──────── RECORD SET ────────
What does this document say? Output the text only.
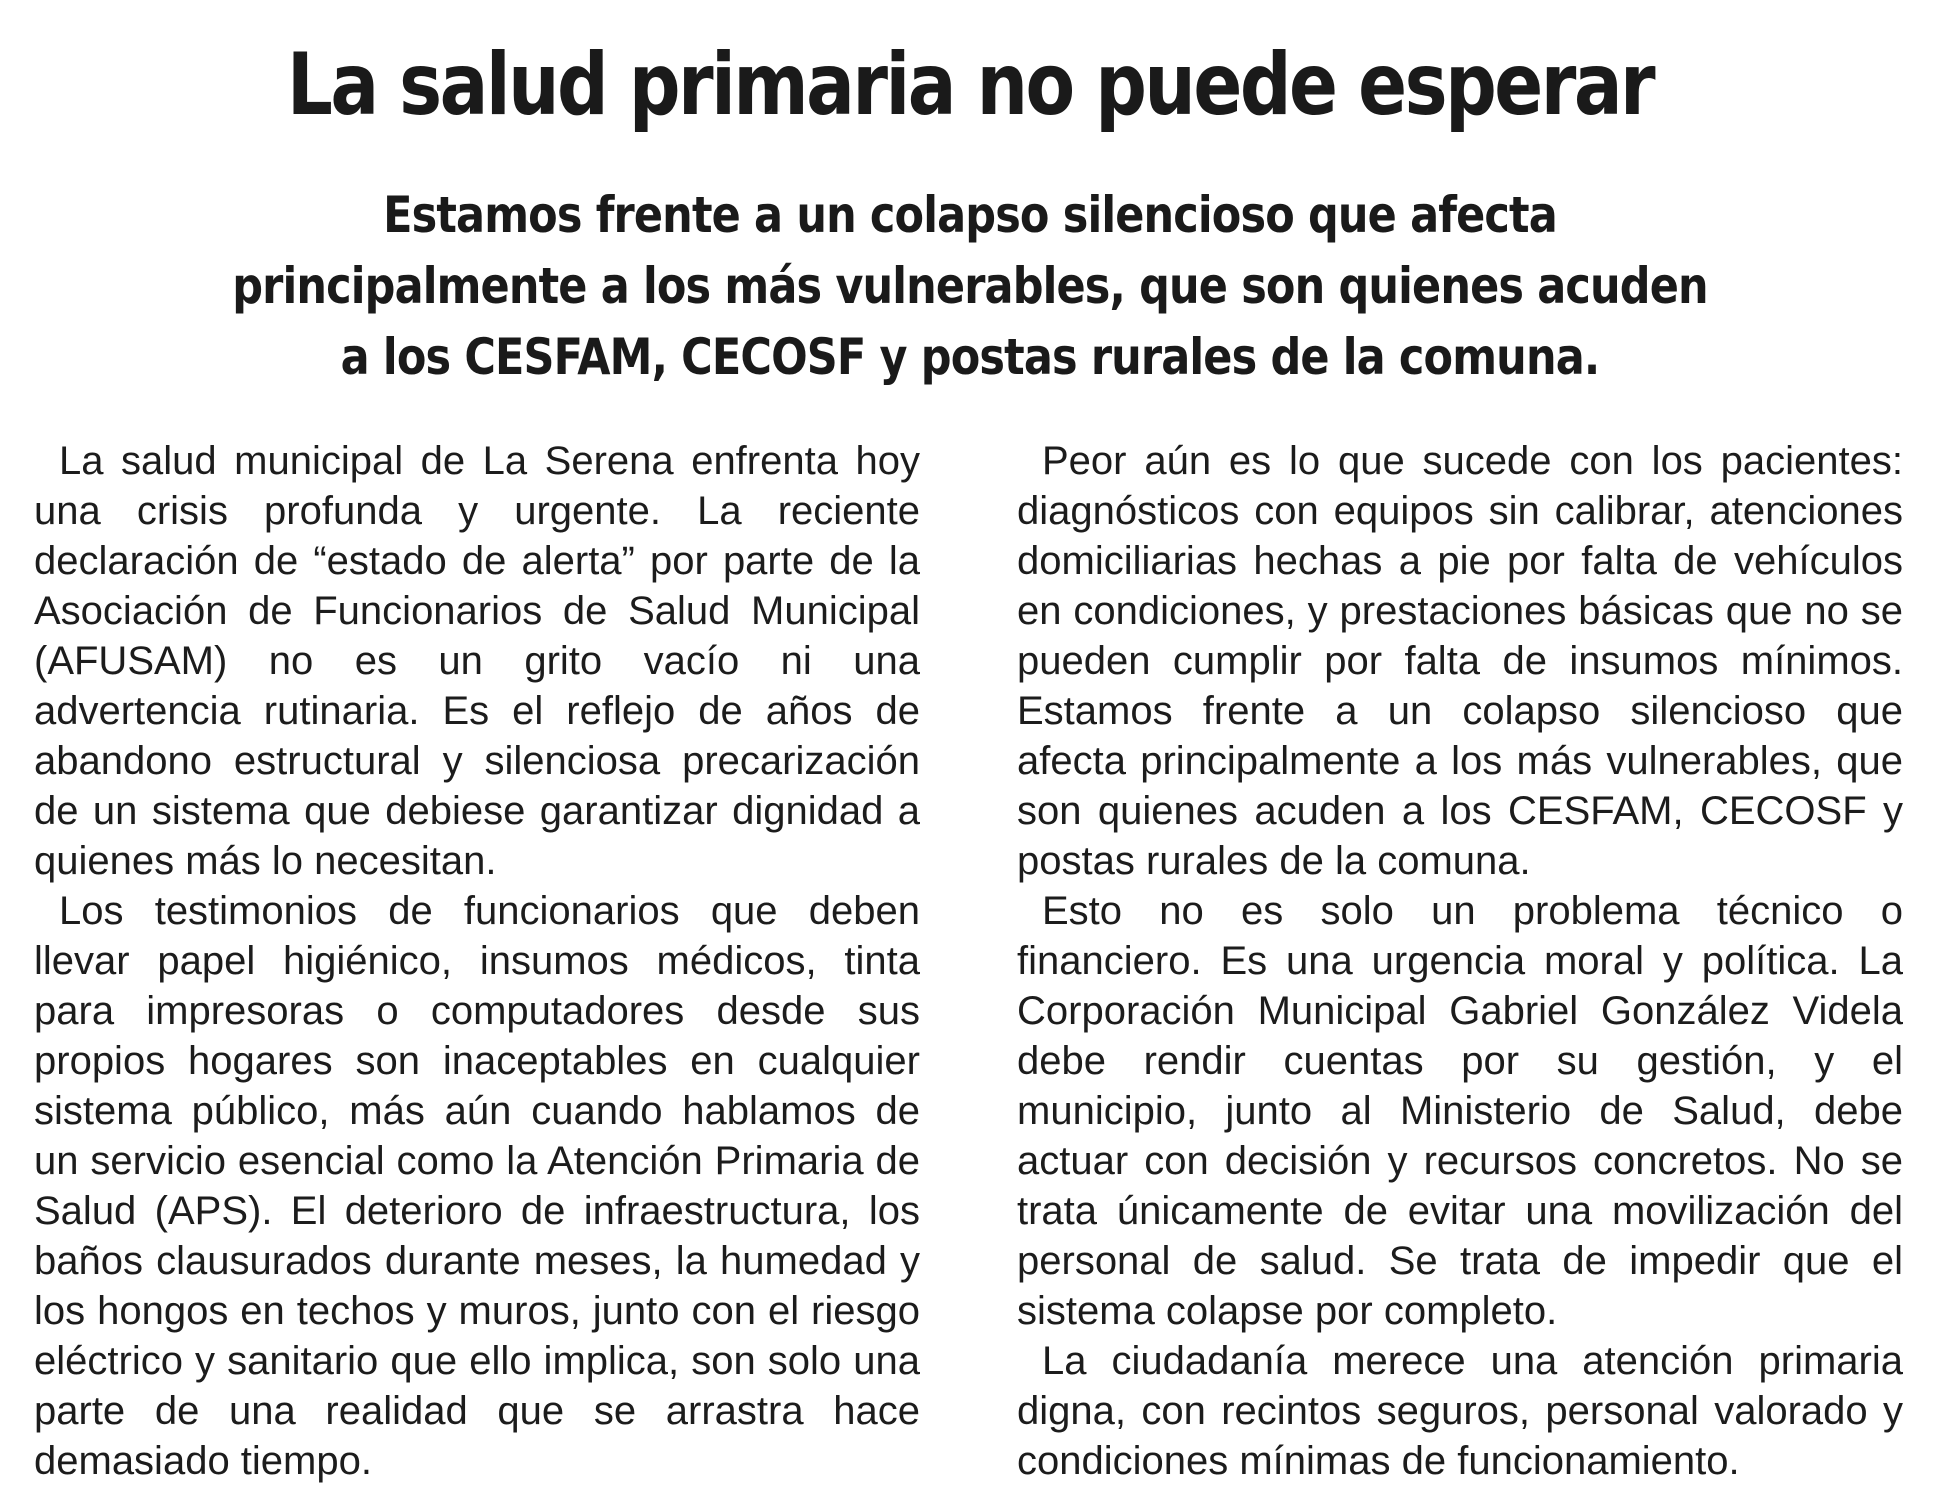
La salud primaria no puede esperar
Estamos frente a un colapso silencioso que afecta principalmente a los más vulnerables, que son quienes acuden a los CESFAM, CECOSF y postas rurales de la comuna.

La salud municipal de La Serena enfrenta hoy una crisis profunda y urgente. La reciente declaración de “estado de alerta” por parte de la Asociación de Funcionarios de Salud Municipal (AFUSAM) no es un grito vacío ni una advertencia rutinaria. Es el reflejo de años de abandono estructural y silenciosa precarización de un sistema que debiese garantizar dignidad a quienes más lo necesitan.

Los testimonios de funcionarios que deben llevar papel higiénico, insumos médicos, tinta para impresoras o computadores desde sus propios hogares son inaceptables en cualquier sistema público, más aún cuando hablamos de un servicio esencial como la Atención Primaria de Salud (APS). El deterioro de infraestructura, los baños clausurados durante meses, la humedad y los hongos en techos y muros, junto con el riesgo eléctrico y sanitario que ello implica, son solo una parte de una realidad que se arrastra hace demasiado tiempo.

Peor aún es lo que sucede con los pacientes: diagnósticos con equipos sin calibrar, atenciones domiciliarias hechas a pie por falta de vehículos en condiciones, y prestaciones básicas que no se pueden cumplir por falta de insumos mínimos. Estamos frente a un colapso silencioso que afecta principalmente a los más vulnerables, que son quienes acuden a los CESFAM, CECOSF y postas rurales de la comuna.

Esto no es solo un problema técnico o financiero. Es una urgencia moral y política. La Corporación Municipal Gabriel González Videla debe rendir cuentas por su gestión, y el municipio, junto al Ministerio de Salud, debe actuar con decisión y recursos concretos. No se trata únicamente de evitar una movilización del personal de salud. Se trata de impedir que el sistema colapse por completo.

La ciudadanía merece una atención primaria digna, con recintos seguros, personal valorado y condiciones mínimas de funcionamiento.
────────
STATED PROBLEM | Leave out the pictures and return every record word for word.

ANSWER |
What does this document say? Output the text only.
La salud primaria no puede esperar
Estamos frente a un colapso silencioso que afecta principalmente a los más vulnerables, que son quienes acuden a los CESFAM, CECOSF y postas rurales de la comuna.

La salud municipal de La Serena enfrenta hoy una crisis profunda y urgente. La reciente declaración de “estado de alerta” por parte de la Asociación de Funcionarios de Salud Municipal (AFUSAM) no es un grito vacío ni una advertencia rutinaria. Es el reflejo de años de abandono estructural y silenciosa precarización de un sistema que debiese garantizar dignidad a quienes más lo necesitan.

Los testimonios de funcionarios que deben llevar papel higiénico, insumos médicos, tinta para impresoras o computadores desde sus propios hogares son inaceptables en cualquier sistema público, más aún cuando hablamos de un servicio esencial como la Atención Primaria de Salud (APS). El deterioro de infraestructura, los baños clausurados durante meses, la humedad y los hongos en techos y muros, junto con el riesgo eléctrico y sanitario que ello implica, son solo una parte de una realidad que se arrastra hace demasiado tiempo.

Peor aún es lo que sucede con los pacientes: diagnósticos con equipos sin calibrar, atenciones domiciliarias hechas a pie por falta de vehículos en condiciones, y prestaciones básicas que no se pueden cumplir por falta de insumos mínimos. Estamos frente a un colapso silencioso que afecta principalmente a los más vulnerables, que son quienes acuden a los CESFAM, CECOSF y postas rurales de la comuna.

Esto no es solo un problema técnico o financiero. Es una urgencia moral y política. La Corporación Municipal Gabriel González Videla debe rendir cuentas por su gestión, y el municipio, junto al Ministerio de Salud, debe actuar con decisión y recursos concretos. No se trata únicamente de evitar una movilización del personal de salud. Se trata de impedir que el sistema colapse por completo.

La ciudadanía merece una atención primaria digna, con recintos seguros, personal valorado y condiciones mínimas de funcionamiento.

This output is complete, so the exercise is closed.